-------- RECORD EXTRACTS --------

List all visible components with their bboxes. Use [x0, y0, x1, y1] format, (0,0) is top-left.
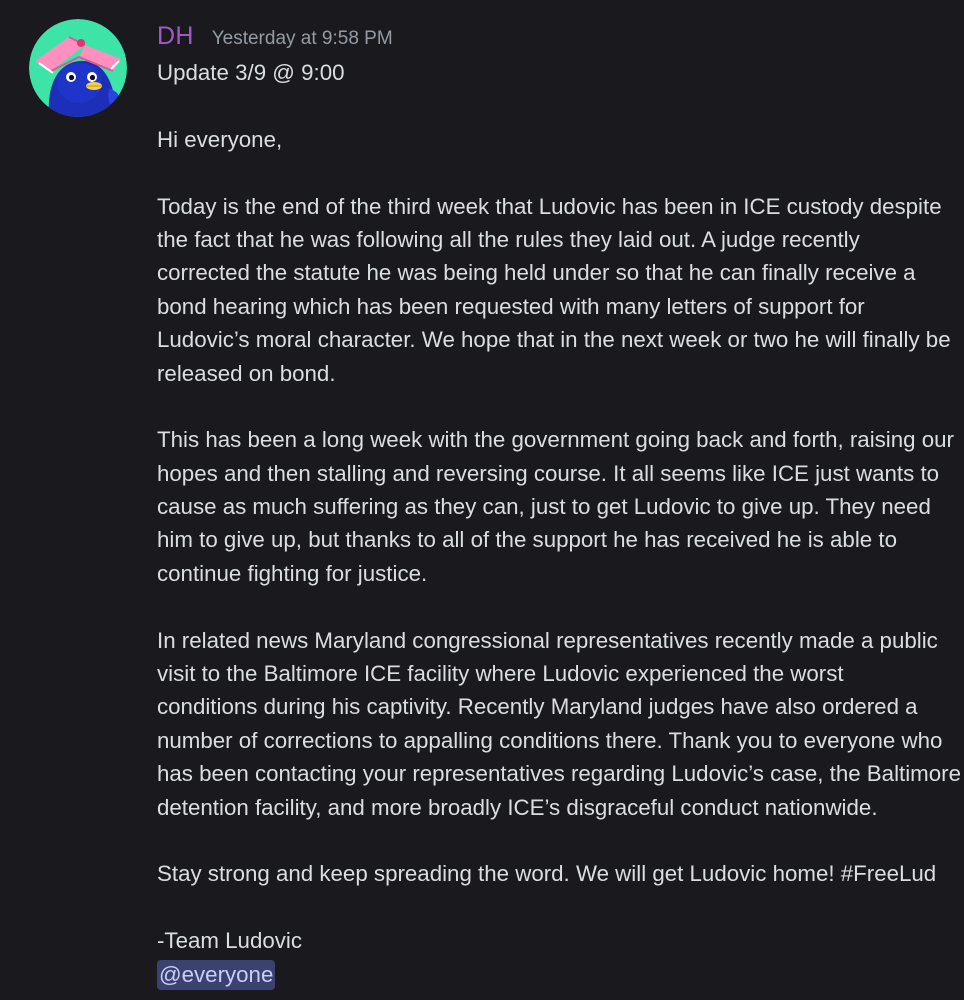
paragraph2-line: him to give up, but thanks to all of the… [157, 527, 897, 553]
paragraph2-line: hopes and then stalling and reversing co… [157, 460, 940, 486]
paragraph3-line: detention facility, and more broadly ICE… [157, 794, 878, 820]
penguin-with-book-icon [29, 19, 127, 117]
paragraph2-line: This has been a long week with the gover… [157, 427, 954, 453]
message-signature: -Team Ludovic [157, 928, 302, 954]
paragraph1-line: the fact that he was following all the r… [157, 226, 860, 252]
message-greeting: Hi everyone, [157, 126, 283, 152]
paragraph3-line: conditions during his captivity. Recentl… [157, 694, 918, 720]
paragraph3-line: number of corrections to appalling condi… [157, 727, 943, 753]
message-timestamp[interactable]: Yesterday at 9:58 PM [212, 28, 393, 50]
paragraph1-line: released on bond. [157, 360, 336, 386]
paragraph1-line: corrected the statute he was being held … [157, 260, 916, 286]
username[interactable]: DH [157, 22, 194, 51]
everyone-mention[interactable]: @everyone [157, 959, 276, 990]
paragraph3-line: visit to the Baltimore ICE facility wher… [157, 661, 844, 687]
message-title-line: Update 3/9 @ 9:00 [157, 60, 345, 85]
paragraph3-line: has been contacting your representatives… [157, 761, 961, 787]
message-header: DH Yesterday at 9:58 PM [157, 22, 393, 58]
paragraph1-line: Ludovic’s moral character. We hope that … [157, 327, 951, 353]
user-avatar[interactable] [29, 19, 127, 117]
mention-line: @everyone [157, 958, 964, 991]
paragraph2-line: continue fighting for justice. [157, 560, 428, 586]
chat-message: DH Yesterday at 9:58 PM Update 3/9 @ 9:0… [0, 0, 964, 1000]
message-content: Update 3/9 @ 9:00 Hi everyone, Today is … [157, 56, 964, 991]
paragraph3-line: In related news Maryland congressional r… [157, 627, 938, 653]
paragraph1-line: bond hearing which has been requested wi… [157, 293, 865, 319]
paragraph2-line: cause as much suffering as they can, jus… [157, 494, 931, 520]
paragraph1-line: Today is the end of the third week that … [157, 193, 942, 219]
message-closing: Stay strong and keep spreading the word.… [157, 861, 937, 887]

--------

*REQUIREMENT*
Rewrite all the records with every "paragraph3-line" switched to "third-paragraph-line" and nothing else altered. Leave the pictures out of your answer.

*SOLUTION TO THE PROBLEM*
List all visible components with their bboxes. Use [x0, y0, x1, y1] format, (0,0) is top-left.
paragraph2-line: him to give up, but thanks to all of the… [157, 527, 897, 553]
paragraph2-line: hopes and then stalling and reversing co… [157, 460, 940, 486]
third-paragraph-line: detention facility, and more broadly ICE… [157, 794, 878, 820]
penguin-with-book-icon [29, 19, 127, 117]
paragraph2-line: This has been a long week with the gover… [157, 427, 954, 453]
message-signature: -Team Ludovic [157, 928, 302, 954]
paragraph1-line: the fact that he was following all the r… [157, 226, 860, 252]
message-greeting: Hi everyone, [157, 126, 283, 152]
third-paragraph-line: conditions during his captivity. Recentl… [157, 694, 918, 720]
third-paragraph-line: number of corrections to appalling condi… [157, 727, 943, 753]
message-timestamp[interactable]: Yesterday at 9:58 PM [212, 28, 393, 50]
paragraph1-line: released on bond. [157, 360, 336, 386]
paragraph1-line: corrected the statute he was being held … [157, 260, 916, 286]
username[interactable]: DH [157, 22, 194, 51]
everyone-mention[interactable]: @everyone [157, 959, 276, 990]
third-paragraph-line: visit to the Baltimore ICE facility wher… [157, 661, 844, 687]
message-title-line: Update 3/9 @ 9:00 [157, 60, 345, 85]
third-paragraph-line: has been contacting your representatives… [157, 761, 961, 787]
message-header: DH Yesterday at 9:58 PM [157, 22, 393, 58]
paragraph1-line: Ludovic’s moral character. We hope that … [157, 327, 951, 353]
user-avatar[interactable] [29, 19, 127, 117]
mention-line: @everyone [157, 958, 964, 991]
paragraph2-line: continue fighting for justice. [157, 560, 428, 586]
chat-message: DH Yesterday at 9:58 PM Update 3/9 @ 9:0… [0, 0, 964, 1000]
message-content: Update 3/9 @ 9:00 Hi everyone, Today is … [157, 56, 964, 991]
third-paragraph-line: In related news Maryland congressional r… [157, 627, 938, 653]
paragraph1-line: bond hearing which has been requested wi… [157, 293, 865, 319]
paragraph2-line: cause as much suffering as they can, jus… [157, 494, 931, 520]
paragraph1-line: Today is the end of the third week that … [157, 193, 942, 219]
message-closing: Stay strong and keep spreading the word.… [157, 861, 937, 887]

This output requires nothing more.